(Dataset entries)

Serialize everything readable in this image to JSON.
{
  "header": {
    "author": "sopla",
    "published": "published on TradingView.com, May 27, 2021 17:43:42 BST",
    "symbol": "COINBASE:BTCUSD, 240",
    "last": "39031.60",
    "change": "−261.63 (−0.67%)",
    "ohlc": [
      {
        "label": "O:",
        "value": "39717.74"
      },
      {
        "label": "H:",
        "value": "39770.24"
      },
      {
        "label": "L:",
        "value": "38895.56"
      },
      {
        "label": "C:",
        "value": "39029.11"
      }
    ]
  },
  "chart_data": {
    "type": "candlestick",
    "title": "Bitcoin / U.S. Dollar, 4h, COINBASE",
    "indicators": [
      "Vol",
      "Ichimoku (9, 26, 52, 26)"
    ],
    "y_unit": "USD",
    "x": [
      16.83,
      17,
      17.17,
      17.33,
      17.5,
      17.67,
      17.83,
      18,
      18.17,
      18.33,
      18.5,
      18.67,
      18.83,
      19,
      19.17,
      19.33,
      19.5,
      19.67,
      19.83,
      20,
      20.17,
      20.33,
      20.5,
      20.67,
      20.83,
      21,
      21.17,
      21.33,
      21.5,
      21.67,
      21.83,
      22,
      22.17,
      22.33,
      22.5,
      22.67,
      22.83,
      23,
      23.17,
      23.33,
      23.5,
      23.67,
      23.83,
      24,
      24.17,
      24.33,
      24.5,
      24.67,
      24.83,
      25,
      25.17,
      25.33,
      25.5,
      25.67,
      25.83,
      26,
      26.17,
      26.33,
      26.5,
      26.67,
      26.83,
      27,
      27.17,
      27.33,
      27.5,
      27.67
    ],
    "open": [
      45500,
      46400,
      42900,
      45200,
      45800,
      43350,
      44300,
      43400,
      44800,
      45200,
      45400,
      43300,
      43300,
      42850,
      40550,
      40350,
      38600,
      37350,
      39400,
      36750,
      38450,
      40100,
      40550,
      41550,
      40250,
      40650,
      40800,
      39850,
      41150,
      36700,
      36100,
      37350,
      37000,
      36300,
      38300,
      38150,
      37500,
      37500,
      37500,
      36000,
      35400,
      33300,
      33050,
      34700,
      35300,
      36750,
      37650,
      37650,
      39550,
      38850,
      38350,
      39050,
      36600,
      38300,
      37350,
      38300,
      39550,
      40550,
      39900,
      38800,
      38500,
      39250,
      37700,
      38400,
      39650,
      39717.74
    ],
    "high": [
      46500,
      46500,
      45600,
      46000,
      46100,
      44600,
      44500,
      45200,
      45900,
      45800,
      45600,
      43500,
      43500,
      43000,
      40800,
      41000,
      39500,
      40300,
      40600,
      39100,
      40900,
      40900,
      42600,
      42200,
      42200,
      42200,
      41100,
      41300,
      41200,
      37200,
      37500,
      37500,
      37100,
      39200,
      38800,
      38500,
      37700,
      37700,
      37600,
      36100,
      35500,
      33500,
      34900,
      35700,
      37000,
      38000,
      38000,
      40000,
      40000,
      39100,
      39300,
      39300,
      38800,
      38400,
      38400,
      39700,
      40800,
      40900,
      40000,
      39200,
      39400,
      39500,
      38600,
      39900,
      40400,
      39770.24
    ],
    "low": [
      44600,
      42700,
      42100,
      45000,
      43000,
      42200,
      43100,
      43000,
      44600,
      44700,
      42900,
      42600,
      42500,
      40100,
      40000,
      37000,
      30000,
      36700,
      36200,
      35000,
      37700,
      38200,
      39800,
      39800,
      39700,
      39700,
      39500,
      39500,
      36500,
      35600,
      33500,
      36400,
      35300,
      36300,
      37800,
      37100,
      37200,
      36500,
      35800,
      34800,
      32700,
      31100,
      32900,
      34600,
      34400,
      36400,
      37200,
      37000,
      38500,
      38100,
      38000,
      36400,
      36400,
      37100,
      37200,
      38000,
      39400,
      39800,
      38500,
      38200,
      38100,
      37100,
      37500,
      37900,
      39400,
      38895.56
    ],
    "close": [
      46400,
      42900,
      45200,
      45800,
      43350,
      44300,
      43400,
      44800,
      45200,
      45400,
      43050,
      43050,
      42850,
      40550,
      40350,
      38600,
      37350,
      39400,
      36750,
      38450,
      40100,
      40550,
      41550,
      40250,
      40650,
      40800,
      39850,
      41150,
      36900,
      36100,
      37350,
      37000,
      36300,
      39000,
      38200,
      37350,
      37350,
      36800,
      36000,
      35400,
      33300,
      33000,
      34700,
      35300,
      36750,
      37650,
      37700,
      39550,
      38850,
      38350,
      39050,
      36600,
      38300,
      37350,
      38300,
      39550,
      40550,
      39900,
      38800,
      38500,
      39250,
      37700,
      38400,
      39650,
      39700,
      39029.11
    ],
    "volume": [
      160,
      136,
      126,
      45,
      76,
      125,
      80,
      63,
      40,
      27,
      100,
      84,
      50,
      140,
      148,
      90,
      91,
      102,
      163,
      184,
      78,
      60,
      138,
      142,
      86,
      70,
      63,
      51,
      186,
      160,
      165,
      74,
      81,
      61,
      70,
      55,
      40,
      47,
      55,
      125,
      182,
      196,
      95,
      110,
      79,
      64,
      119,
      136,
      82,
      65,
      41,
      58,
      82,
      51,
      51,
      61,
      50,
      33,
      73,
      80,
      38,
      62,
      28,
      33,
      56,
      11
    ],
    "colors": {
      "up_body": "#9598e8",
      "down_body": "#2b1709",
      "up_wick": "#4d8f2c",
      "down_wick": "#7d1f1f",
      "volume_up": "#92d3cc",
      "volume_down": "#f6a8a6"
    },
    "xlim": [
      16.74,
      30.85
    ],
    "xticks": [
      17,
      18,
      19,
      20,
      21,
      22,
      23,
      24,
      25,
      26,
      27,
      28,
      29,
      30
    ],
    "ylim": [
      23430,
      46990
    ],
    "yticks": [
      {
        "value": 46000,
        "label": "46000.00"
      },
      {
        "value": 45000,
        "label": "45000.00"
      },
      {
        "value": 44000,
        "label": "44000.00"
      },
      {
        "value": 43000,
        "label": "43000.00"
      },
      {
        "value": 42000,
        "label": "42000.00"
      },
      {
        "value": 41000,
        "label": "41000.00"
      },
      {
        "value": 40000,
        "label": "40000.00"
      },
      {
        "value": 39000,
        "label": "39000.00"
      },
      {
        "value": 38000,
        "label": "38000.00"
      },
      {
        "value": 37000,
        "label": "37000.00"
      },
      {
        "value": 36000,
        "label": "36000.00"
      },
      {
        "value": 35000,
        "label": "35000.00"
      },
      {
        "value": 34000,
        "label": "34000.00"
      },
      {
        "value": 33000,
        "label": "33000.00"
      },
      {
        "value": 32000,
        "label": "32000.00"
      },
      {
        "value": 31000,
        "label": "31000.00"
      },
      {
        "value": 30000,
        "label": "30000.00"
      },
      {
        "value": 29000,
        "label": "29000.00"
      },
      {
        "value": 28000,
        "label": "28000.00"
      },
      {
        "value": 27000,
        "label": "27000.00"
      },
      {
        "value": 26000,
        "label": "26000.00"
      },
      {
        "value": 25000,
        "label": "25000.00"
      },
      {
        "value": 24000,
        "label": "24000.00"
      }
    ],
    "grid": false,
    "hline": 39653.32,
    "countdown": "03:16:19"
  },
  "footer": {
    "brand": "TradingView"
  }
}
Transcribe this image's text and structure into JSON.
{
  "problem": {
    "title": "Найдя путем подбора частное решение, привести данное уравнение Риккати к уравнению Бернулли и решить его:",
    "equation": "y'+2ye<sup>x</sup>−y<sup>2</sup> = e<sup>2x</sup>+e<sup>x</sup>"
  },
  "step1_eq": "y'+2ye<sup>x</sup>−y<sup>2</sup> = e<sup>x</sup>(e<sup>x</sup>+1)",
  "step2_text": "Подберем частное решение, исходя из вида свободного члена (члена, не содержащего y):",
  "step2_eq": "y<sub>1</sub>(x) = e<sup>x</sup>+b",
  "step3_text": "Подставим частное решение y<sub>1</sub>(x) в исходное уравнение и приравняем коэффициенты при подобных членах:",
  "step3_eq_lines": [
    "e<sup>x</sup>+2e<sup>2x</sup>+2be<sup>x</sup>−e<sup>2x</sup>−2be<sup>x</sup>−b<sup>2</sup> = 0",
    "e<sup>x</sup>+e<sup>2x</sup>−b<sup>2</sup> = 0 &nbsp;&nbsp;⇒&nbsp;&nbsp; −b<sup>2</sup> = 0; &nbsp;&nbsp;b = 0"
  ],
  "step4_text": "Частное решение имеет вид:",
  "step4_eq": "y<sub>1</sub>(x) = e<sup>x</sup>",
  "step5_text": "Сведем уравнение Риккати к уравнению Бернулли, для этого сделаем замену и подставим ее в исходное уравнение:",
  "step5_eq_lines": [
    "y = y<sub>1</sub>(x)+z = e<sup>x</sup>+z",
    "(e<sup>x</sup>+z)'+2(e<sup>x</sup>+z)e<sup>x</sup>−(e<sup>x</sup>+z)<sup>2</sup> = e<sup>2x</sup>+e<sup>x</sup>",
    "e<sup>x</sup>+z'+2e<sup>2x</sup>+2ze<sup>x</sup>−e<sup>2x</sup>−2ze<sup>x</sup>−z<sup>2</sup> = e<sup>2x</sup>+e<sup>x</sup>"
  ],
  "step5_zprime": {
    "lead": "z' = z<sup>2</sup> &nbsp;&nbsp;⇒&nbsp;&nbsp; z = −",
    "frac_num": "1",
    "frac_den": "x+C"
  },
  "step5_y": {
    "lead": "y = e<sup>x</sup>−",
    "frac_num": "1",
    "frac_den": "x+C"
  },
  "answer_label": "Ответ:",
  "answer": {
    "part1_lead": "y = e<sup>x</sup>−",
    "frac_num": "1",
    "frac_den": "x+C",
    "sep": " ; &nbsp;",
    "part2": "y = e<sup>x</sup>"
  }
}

• **INSTRUCTION**:
Extract, from the listing above, every line where the string "уравнению" occurs.

• **FULL SOLUTION**:
    "title": "Найдя путем подбора частное решение, привести данное уравнение Риккати к уравнению Бернулли и решить его:",
  "step5_text": "Сведем уравнение Риккати к уравнению Бернулли, для этого сделаем замену и подставим ее в исходное уравнение:",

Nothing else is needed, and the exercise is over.